[Figure record listings]

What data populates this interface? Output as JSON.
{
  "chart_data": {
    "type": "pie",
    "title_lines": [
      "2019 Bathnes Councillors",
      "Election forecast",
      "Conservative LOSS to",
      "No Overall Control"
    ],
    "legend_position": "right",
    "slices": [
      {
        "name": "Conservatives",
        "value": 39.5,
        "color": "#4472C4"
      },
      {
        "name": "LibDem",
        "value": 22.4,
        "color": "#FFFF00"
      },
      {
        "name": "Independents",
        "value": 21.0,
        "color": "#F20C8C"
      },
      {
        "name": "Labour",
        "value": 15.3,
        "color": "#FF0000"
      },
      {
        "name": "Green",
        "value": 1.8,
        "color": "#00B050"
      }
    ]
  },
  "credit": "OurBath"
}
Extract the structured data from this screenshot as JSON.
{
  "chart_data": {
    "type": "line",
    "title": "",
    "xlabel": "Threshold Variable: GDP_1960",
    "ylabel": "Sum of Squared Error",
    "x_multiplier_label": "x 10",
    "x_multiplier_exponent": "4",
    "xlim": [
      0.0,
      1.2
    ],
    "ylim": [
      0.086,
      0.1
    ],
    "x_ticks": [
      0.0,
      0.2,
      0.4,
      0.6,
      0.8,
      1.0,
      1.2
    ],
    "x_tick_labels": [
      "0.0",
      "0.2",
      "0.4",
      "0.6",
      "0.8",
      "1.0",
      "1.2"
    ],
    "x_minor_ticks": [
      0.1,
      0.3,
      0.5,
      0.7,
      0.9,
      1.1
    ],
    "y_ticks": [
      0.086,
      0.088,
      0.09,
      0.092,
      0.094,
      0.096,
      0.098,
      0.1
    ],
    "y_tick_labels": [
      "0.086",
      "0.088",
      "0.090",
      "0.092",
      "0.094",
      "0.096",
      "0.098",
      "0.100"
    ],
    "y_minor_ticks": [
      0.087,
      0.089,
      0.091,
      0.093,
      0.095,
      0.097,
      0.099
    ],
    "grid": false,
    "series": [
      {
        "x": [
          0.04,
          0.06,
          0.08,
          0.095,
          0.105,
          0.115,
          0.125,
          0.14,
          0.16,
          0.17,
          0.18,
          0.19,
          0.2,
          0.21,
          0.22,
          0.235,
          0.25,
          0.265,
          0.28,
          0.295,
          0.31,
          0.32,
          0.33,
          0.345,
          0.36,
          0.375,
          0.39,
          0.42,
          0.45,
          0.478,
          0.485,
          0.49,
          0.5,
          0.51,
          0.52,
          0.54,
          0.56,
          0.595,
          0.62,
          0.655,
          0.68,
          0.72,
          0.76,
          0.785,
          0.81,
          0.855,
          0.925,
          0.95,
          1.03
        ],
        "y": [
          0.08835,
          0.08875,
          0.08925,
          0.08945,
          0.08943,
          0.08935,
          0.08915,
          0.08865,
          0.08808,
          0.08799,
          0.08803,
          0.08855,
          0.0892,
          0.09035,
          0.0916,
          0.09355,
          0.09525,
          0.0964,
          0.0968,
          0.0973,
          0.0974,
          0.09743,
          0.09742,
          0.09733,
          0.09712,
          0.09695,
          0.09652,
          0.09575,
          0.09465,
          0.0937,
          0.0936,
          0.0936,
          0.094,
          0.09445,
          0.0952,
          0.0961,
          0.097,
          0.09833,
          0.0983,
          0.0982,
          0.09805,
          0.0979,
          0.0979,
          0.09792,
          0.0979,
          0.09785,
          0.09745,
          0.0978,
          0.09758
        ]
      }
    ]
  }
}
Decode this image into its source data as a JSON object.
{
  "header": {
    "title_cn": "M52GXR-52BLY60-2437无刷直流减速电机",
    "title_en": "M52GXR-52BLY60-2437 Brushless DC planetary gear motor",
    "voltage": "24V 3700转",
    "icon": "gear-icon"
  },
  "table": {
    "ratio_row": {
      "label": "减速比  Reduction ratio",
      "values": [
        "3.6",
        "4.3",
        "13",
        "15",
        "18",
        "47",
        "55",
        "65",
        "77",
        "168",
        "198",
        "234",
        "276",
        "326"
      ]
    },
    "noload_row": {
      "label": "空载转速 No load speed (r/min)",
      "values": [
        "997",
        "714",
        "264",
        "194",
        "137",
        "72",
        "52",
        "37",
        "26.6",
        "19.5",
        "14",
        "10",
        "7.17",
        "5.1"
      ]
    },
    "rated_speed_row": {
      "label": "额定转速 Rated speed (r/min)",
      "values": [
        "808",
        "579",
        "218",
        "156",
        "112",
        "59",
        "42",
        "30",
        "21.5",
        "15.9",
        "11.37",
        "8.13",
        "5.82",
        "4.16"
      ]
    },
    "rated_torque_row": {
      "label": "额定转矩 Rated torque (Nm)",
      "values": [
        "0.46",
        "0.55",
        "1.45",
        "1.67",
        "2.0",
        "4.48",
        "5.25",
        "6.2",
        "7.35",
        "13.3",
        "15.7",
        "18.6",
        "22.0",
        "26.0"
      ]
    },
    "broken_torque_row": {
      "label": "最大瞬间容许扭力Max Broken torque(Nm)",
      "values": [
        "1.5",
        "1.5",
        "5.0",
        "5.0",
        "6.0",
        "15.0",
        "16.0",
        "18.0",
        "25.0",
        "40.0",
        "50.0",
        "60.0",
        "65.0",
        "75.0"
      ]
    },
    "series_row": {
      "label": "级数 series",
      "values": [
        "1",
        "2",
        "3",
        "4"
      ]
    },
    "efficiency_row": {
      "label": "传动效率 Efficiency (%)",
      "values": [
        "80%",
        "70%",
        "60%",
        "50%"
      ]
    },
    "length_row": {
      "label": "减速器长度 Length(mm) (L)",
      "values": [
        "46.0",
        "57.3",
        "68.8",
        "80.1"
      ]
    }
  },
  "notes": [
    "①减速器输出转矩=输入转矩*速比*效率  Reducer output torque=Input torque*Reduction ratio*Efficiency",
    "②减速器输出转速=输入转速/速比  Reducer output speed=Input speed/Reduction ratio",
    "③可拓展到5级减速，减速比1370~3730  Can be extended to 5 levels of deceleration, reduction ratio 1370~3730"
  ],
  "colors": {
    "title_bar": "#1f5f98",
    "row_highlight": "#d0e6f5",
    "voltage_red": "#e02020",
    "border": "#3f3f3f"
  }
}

§ What to work on
Each line containing the word "gear" counts once; say how many such lines there are, giving only the number.

§ Written solution
2